WORK TO DO → State the number of lines with the string "CAMPANA" in them, and nothing else.

LISTED ENTRIES →
::::
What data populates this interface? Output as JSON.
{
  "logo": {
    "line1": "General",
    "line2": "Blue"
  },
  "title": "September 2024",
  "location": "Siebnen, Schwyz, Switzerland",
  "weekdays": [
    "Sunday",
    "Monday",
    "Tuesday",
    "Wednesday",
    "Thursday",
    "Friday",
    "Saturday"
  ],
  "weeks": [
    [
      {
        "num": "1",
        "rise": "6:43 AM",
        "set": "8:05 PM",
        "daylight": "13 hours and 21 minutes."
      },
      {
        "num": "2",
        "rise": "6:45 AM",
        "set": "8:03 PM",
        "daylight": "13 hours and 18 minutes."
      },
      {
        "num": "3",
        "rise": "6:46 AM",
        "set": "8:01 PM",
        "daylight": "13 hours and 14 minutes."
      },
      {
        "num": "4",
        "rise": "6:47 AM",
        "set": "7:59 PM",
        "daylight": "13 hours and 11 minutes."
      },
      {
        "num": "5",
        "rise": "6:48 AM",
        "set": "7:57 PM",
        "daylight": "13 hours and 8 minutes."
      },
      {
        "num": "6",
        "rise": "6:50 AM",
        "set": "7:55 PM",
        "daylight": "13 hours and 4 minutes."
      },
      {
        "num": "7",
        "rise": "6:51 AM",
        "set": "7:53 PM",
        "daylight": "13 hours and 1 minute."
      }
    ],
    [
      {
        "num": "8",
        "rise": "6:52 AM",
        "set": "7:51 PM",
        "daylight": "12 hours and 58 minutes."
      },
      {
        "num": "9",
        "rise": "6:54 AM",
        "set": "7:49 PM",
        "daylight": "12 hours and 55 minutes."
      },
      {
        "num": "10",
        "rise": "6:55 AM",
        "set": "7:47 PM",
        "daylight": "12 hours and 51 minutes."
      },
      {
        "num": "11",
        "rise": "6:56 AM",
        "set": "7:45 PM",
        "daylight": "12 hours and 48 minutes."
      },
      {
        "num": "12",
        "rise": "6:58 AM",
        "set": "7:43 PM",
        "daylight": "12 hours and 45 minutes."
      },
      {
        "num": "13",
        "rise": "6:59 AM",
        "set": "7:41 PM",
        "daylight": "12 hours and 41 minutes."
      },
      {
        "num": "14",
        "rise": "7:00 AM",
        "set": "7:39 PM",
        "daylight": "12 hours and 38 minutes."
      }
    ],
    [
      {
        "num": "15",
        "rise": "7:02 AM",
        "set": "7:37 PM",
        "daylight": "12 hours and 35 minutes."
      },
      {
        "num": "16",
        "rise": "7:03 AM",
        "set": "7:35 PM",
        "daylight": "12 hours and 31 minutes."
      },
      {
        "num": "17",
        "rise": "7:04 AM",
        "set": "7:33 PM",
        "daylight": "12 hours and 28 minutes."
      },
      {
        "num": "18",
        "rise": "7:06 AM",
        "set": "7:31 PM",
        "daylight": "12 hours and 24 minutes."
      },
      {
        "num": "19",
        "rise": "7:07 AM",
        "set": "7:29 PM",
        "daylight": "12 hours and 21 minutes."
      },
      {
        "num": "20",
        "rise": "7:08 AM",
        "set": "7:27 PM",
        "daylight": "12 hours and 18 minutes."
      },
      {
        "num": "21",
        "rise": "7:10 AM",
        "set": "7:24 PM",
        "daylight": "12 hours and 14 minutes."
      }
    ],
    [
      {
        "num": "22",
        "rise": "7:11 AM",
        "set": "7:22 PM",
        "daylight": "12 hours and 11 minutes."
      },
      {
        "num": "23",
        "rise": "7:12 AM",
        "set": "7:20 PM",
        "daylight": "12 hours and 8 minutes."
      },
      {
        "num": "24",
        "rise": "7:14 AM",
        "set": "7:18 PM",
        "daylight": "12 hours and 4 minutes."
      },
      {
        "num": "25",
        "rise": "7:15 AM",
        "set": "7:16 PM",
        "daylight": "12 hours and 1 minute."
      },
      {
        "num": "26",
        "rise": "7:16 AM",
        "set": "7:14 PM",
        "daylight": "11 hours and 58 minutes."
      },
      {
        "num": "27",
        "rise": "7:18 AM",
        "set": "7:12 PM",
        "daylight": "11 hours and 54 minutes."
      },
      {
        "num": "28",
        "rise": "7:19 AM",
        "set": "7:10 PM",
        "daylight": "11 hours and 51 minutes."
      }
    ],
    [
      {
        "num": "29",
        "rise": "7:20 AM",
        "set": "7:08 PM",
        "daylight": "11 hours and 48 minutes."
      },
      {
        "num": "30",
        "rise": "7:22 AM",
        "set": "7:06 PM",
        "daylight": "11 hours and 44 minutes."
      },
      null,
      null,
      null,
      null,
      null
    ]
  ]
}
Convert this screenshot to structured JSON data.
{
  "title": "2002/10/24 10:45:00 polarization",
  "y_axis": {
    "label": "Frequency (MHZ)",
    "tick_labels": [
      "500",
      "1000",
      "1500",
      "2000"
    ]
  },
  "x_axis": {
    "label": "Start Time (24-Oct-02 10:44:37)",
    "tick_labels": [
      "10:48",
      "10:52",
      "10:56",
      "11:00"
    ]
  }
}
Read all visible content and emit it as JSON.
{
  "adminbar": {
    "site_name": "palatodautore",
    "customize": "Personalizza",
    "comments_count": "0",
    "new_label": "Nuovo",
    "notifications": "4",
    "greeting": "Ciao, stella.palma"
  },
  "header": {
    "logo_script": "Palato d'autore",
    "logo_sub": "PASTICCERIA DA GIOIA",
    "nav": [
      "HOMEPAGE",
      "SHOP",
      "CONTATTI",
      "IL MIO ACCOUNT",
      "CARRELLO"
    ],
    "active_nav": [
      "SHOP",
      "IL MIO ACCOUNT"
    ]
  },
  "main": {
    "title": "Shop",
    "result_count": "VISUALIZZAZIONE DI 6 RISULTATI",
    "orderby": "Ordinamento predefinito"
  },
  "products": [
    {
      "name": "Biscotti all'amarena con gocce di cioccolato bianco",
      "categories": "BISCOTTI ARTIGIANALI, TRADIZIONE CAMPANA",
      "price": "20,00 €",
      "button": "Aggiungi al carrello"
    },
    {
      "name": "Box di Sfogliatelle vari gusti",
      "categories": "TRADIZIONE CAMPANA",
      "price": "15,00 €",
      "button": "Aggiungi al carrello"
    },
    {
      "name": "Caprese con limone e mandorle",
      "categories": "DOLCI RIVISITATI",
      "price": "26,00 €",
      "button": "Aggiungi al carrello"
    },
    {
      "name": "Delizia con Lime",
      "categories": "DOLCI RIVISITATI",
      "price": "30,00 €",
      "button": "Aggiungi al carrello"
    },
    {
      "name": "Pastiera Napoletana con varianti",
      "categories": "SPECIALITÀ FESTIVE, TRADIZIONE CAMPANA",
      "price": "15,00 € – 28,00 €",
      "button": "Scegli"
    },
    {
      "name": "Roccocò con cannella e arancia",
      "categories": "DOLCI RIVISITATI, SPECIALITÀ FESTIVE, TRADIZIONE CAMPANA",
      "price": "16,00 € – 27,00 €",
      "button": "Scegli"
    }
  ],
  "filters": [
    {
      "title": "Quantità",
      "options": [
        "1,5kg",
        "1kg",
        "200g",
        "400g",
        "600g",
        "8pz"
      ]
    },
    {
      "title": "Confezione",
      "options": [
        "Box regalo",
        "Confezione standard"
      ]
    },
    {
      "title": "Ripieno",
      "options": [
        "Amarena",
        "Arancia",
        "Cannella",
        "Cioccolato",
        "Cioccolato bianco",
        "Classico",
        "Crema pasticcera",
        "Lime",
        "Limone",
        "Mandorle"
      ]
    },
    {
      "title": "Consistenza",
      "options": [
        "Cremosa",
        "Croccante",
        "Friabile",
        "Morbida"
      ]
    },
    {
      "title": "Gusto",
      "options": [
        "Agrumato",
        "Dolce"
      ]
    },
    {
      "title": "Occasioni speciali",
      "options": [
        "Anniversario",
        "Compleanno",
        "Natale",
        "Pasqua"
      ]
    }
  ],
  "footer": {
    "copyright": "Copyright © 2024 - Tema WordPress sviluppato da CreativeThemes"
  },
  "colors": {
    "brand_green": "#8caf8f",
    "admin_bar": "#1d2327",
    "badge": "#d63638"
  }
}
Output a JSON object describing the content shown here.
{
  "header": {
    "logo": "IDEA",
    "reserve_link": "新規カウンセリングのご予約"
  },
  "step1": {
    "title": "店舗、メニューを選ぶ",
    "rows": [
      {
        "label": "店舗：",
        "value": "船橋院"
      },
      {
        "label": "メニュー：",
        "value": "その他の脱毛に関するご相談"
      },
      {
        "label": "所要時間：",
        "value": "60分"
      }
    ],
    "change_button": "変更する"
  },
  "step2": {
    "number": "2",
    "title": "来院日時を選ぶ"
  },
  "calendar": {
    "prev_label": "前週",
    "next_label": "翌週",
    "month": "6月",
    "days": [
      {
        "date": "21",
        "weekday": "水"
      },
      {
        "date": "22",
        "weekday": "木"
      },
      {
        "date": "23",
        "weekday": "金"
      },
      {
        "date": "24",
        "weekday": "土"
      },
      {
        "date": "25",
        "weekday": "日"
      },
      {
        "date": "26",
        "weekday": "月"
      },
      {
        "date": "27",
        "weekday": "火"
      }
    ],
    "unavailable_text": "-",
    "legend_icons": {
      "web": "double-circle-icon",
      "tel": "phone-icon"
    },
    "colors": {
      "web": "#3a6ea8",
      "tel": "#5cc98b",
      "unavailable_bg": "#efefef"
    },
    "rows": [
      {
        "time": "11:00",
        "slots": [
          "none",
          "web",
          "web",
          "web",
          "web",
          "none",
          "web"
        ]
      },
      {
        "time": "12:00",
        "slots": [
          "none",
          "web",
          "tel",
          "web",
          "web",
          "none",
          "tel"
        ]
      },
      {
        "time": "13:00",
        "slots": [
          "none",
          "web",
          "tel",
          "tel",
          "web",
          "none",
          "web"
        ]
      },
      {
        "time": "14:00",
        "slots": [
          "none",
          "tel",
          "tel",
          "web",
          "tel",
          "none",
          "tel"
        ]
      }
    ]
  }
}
::::
OUTPUT FOR THIS TASK → 4